* [CHALLENGE]: Return the material below in full and exactly.

* [DATA TO USE]:

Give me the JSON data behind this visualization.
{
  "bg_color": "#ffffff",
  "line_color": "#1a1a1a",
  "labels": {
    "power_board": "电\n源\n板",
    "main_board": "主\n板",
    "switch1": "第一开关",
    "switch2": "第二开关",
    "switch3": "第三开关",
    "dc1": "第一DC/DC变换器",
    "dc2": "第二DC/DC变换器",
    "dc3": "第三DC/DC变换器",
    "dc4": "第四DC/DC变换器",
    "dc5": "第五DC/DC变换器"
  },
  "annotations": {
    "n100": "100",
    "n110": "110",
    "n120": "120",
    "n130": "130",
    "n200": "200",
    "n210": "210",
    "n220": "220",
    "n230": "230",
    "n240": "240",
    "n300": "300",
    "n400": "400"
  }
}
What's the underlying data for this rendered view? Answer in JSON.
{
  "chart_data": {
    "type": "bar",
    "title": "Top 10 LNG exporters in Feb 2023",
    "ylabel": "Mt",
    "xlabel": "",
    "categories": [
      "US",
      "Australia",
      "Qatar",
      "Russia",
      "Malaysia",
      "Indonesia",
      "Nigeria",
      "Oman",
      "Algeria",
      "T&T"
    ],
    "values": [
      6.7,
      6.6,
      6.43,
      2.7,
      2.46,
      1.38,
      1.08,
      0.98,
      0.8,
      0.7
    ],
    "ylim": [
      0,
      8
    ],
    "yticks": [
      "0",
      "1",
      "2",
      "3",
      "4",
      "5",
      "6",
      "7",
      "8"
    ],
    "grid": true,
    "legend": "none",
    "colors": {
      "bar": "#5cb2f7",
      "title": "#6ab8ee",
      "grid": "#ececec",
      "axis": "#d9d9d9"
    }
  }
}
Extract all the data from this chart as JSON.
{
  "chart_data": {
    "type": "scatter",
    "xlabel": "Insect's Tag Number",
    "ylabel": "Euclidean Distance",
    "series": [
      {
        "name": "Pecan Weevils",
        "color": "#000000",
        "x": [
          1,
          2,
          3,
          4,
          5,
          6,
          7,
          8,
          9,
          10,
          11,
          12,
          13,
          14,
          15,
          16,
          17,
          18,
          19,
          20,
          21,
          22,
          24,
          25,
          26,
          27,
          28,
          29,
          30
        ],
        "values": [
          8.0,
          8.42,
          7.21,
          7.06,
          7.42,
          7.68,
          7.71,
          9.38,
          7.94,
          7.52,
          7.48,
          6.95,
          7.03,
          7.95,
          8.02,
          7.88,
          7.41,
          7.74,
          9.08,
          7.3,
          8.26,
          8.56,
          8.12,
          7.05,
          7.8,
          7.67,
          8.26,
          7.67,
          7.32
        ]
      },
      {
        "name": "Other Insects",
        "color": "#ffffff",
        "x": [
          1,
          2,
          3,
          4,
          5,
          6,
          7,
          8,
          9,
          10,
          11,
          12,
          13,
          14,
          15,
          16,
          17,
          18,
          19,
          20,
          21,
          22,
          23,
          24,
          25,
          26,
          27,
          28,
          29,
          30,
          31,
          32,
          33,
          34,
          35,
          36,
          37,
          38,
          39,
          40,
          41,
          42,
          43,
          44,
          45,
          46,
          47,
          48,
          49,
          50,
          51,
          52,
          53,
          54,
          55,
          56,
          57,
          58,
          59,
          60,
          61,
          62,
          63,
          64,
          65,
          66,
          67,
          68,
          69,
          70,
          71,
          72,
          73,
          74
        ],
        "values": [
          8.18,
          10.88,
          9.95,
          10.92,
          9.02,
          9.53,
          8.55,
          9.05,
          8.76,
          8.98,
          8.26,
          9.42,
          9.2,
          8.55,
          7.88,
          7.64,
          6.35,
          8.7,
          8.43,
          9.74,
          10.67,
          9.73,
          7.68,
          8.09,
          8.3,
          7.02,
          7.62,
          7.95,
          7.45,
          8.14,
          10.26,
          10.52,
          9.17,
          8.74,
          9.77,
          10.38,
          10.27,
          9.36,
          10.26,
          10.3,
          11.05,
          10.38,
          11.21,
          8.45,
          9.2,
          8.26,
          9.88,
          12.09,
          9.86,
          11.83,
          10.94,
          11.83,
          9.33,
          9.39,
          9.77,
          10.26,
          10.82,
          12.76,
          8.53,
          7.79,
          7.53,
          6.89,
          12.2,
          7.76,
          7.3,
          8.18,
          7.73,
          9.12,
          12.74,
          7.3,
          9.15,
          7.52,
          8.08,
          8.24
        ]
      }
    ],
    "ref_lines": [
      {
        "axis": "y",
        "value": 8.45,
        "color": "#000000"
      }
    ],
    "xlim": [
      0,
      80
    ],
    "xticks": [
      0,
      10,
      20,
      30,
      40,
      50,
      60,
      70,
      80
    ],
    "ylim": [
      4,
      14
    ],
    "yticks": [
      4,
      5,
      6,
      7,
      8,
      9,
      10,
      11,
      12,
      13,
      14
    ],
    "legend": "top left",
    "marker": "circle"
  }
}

* [CORRECT RESULT]:
Give me the JSON data behind this visualization.
{
  "bg_color": "#ffffff",
  "line_color": "#1a1a1a",
  "labels": {
    "power_board": "电\n源\n板",
    "main_board": "主\n板",
    "switch1": "第一开关",
    "switch2": "第二开关",
    "switch3": "第三开关",
    "dc1": "第一DC/DC变换器",
    "dc2": "第二DC/DC变换器",
    "dc3": "第三DC/DC变换器",
    "dc4": "第四DC/DC变换器",
    "dc5": "第五DC/DC变换器"
  },
  "annotations": {
    "n100": "100",
    "n110": "110",
    "n120": "120",
    "n130": "130",
    "n200": "200",
    "n210": "210",
    "n220": "220",
    "n230": "230",
    "n240": "240",
    "n300": "300",
    "n400": "400"
  }
}
What's the underlying data for this rendered view? Answer in JSON.
{
  "chart_data": {
    "type": "bar",
    "title": "Top 10 LNG exporters in Feb 2023",
    "ylabel": "Mt",
    "xlabel": "",
    "categories": [
      "US",
      "Australia",
      "Qatar",
      "Russia",
      "Malaysia",
      "Indonesia",
      "Nigeria",
      "Oman",
      "Algeria",
      "T&T"
    ],
    "values": [
      6.7,
      6.6,
      6.43,
      2.7,
      2.46,
      1.38,
      1.08,
      0.98,
      0.8,
      0.7
    ],
    "ylim": [
      0,
      8
    ],
    "yticks": [
      "0",
      "1",
      "2",
      "3",
      "4",
      "5",
      "6",
      "7",
      "8"
    ],
    "grid": true,
    "legend": "none",
    "colors": {
      "bar": "#5cb2f7",
      "title": "#6ab8ee",
      "grid": "#ececec",
      "axis": "#d9d9d9"
    }
  }
}
Extract all the data from this chart as JSON.
{
  "chart_data": {
    "type": "scatter",
    "xlabel": "Insect's Tag Number",
    "ylabel": "Euclidean Distance",
    "series": [
      {
        "name": "Pecan Weevils",
        "color": "#000000",
        "x": [
          1,
          2,
          3,
          4,
          5,
          6,
          7,
          8,
          9,
          10,
          11,
          12,
          13,
          14,
          15,
          16,
          17,
          18,
          19,
          20,
          21,
          22,
          24,
          25,
          26,
          27,
          28,
          29,
          30
        ],
        "values": [
          8.0,
          8.42,
          7.21,
          7.06,
          7.42,
          7.68,
          7.71,
          9.38,
          7.94,
          7.52,
          7.48,
          6.95,
          7.03,
          7.95,
          8.02,
          7.88,
          7.41,
          7.74,
          9.08,
          7.3,
          8.26,
          8.56,
          8.12,
          7.05,
          7.8,
          7.67,
          8.26,
          7.67,
          7.32
        ]
      },
      {
        "name": "Other Insects",
        "color": "#ffffff",
        "x": [
          1,
          2,
          3,
          4,
          5,
          6,
          7,
          8,
          9,
          10,
          11,
          12,
          13,
          14,
          15,
          16,
          17,
          18,
          19,
          20,
          21,
          22,
          23,
          24,
          25,
          26,
          27,
          28,
          29,
          30,
          31,
          32,
          33,
          34,
          35,
          36,
          37,
          38,
          39,
          40,
          41,
          42,
          43,
          44,
          45,
          46,
          47,
          48,
          49,
          50,
          51,
          52,
          53,
          54,
          55,
          56,
          57,
          58,
          59,
          60,
          61,
          62,
          63,
          64,
          65,
          66,
          67,
          68,
          69,
          70,
          71,
          72,
          73,
          74
        ],
        "values": [
          8.18,
          10.88,
          9.95,
          10.92,
          9.02,
          9.53,
          8.55,
          9.05,
          8.76,
          8.98,
          8.26,
          9.42,
          9.2,
          8.55,
          7.88,
          7.64,
          6.35,
          8.7,
          8.43,
          9.74,
          10.67,
          9.73,
          7.68,
          8.09,
          8.3,
          7.02,
          7.62,
          7.95,
          7.45,
          8.14,
          10.26,
          10.52,
          9.17,
          8.74,
          9.77,
          10.38,
          10.27,
          9.36,
          10.26,
          10.3,
          11.05,
          10.38,
          11.21,
          8.45,
          9.2,
          8.26,
          9.88,
          12.09,
          9.86,
          11.83,
          10.94,
          11.83,
          9.33,
          9.39,
          9.77,
          10.26,
          10.82,
          12.76,
          8.53,
          7.79,
          7.53,
          6.89,
          12.2,
          7.76,
          7.3,
          8.18,
          7.73,
          9.12,
          12.74,
          7.3,
          9.15,
          7.52,
          8.08,
          8.24
        ]
      }
    ],
    "ref_lines": [
      {
        "axis": "y",
        "value": 8.45,
        "color": "#000000"
      }
    ],
    "xlim": [
      0,
      80
    ],
    "xticks": [
      0,
      10,
      20,
      30,
      40,
      50,
      60,
      70,
      80
    ],
    "ylim": [
      4,
      14
    ],
    "yticks": [
      4,
      5,
      6,
      7,
      8,
      9,
      10,
      11,
      12,
      13,
      14
    ],
    "legend": "top left",
    "marker": "circle"
  }
}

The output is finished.